__Soal 1__
Salin tanpa perubahan bagian teks berita tentang limbah tahu dari Singapura, mulai dari "Singapura Kirim Limbah" dan berakhir pada "inspeksi, Jumat (1/12).".

Rabu, 19 Desember 2007

Singapura Kirim Limbah Tahu ke Batam

BATAM--MIOL: Limbah air tahu (soya bean meal extraction) sebanyak 3.000 ton dikirim dari Singapura ke Batam. Namun, pihak Bea Cukai setempat mengaku tidak tahu ada pengiriman limbah tersebut.
Ribuan ton limbah tahu tersebut ditimbun di gudang Srimas Batuampar, Batam, setelah dibongkar dari kapal MV Natris jenis cargo vessel yang datang dari India setelah mengangkut limbah dari Singapura pada 19 November. Kapal itu berlabuh di Pelabuhan Batuampar, Batam.
Dalam dokumen barang tersebut penerimanya ialah Eddy S Hidayat dari PT Katimuri Marine Jodoh, Square II, Batam. Hal itu terungkap ketika dua anggota Komisi III DPRD Kota Batam Reinhard Hutabarat dan Jasarmen Purba melakukan inspeksi, Jumat (1/12).

__Bahan Olahan__
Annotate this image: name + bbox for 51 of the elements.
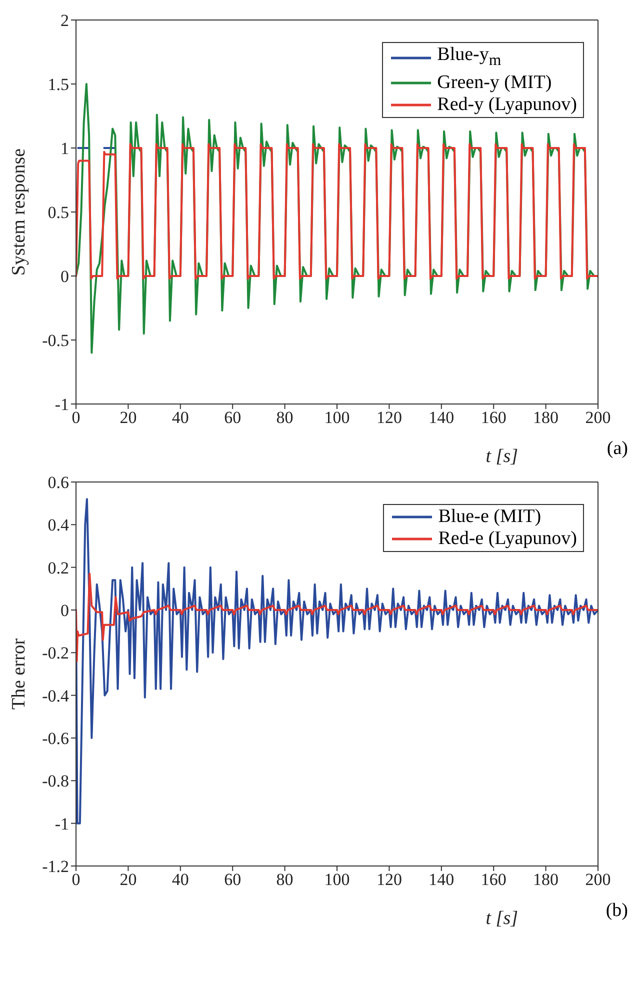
x-tick-label: 40 [172,870,189,890]
x-tick-label: 120 [376,870,402,890]
y-tick-label: -1.2 [42,857,69,876]
x-tick-label: 120 [376,408,402,428]
text: (b) [606,900,628,922]
x-axis-title: t [s] [486,908,518,929]
legend-label: Red-y (Lyapunov) [437,94,577,116]
y-tick-label: -0.4 [42,686,70,706]
x-tick-label: 180 [533,408,559,428]
x-tick-label: 40 [172,408,189,428]
legend-label: Red-e (Lyapunov) [438,528,577,550]
text: (a) [606,438,628,460]
y-axis-title: The error [8,638,30,710]
x-tick-label: 100 [324,408,350,428]
x-tick-label: 180 [533,870,559,890]
x-tick-label: 140 [428,408,454,428]
y-axis-title: System response [8,148,30,276]
y-tick-label: -0.5 [42,331,69,350]
x-tick-label: 160 [480,408,506,428]
y-tick-label: 0 [60,601,69,620]
legend-label: Green-y (MIT) [437,72,552,94]
x-tick-label: 160 [480,870,506,890]
x-tick-label: 60 [224,870,242,890]
y-tick-label: 0.2 [48,558,69,578]
x-tick-label: 20 [120,408,137,428]
x-tick-label: 80 [276,870,294,890]
x-tick-label: 20 [120,870,137,890]
y-tick-label: 2 [60,11,69,30]
y-tick-label: 0 [60,267,69,286]
x-tick-label: 60 [224,408,242,428]
legend-label: Blue-e (MIT) [438,506,542,528]
y-tick-label: -0.2 [42,644,69,663]
y-tick-label: 0.5 [48,203,69,222]
x-tick-label: 80 [276,408,294,428]
line-series [76,498,598,824]
line-series [76,143,598,280]
x-tick-label: 200 [585,408,611,428]
x-tick-label: 100 [324,870,350,890]
legend-label: Blue-y$_{m}$ [437,44,502,71]
y-tick-label: 0.6 [48,473,69,492]
y-tick-label: -1 [54,395,69,414]
x-tick-label: 140 [428,870,454,890]
x-tick-label: 200 [585,870,611,890]
y-tick-label: -0.6 [42,729,69,748]
line-series [76,572,598,662]
y-tick-label: -1 [54,814,69,834]
y-tick-label: -0.8 [42,772,69,791]
y-tick-label: 1 [60,139,69,158]
y-tick-label: 1.5 [48,75,69,94]
y-tick-label: 0.4 [48,516,70,535]
x-axis-title: t [s] [486,446,518,467]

__Soal 2__
Tuliskan kembali tanpa perubahan baris-baris dalam daftar, mulai dari baris yang memuat "x-tick-label: 40 [172,870,189,890]" dan berakhir pada baris yang memuat "y-tick-label: 0 [60,267,69,286]", termasuk kedua baris tersebut.

__Jawaban 1__
Singapura Kirim Limbah Tahu ke Batam

BATAM--MIOL: Limbah air tahu (soya bean meal extraction) sebanyak 3.000 ton dikirim dari Singapura ke Batam. Namun, pihak Bea Cukai setempat mengaku tidak tahu ada pengiriman limbah tersebut.
Ribuan ton limbah tahu tersebut ditimbun di gudang Srimas Batuampar, Batam, setelah dibongkar dari kapal MV Natris jenis cargo vessel yang datang dari India setelah mengangkut limbah dari Singapura pada 19 November. Kapal itu berlabuh di Pelabuhan Batuampar, Batam.
Dalam dokumen barang tersebut penerimanya ialah Eddy S Hidayat dari PT Katimuri Marine Jodoh, Square II, Batam. Hal itu terungkap ketika dua anggota Komisi III DPRD Kota Batam Reinhard Hutabarat dan Jasarmen Purba melakukan inspeksi, Jumat (1/12).

__Jawaban 2__
x-tick-label: 40 [172,870,189,890]
x-tick-label: 120 [376,870,402,890]
y-tick-label: -1.2 [42,857,69,876]
x-tick-label: 120 [376,408,402,428]
text: (b) [606,900,628,922]
x-axis-title: t [s] [486,908,518,929]
legend-label: Red-y (Lyapunov) [437,94,577,116]
y-tick-label: -0.4 [42,686,70,706]
x-tick-label: 180 [533,408,559,428]
x-tick-label: 40 [172,408,189,428]
legend-label: Red-e (Lyapunov) [438,528,577,550]
text: (a) [606,438,628,460]
y-axis-title: The error [8,638,30,710]
x-tick-label: 100 [324,408,350,428]
x-tick-label: 180 [533,870,559,890]
x-tick-label: 140 [428,408,454,428]
y-axis-title: System response [8,148,30,276]
y-tick-label: -0.5 [42,331,69,350]
x-tick-label: 160 [480,408,506,428]
y-tick-label: 0 [60,601,69,620]
legend-label: Green-y (MIT) [437,72,552,94]
x-tick-label: 160 [480,870,506,890]
x-tick-label: 60 [224,870,242,890]
y-tick-label: 0.2 [48,558,69,578]
x-tick-label: 20 [120,408,137,428]
x-tick-label: 80 [276,870,294,890]
x-tick-label: 20 [120,870,137,890]
y-tick-label: 2 [60,11,69,30]
y-tick-label: 0 [60,267,69,286]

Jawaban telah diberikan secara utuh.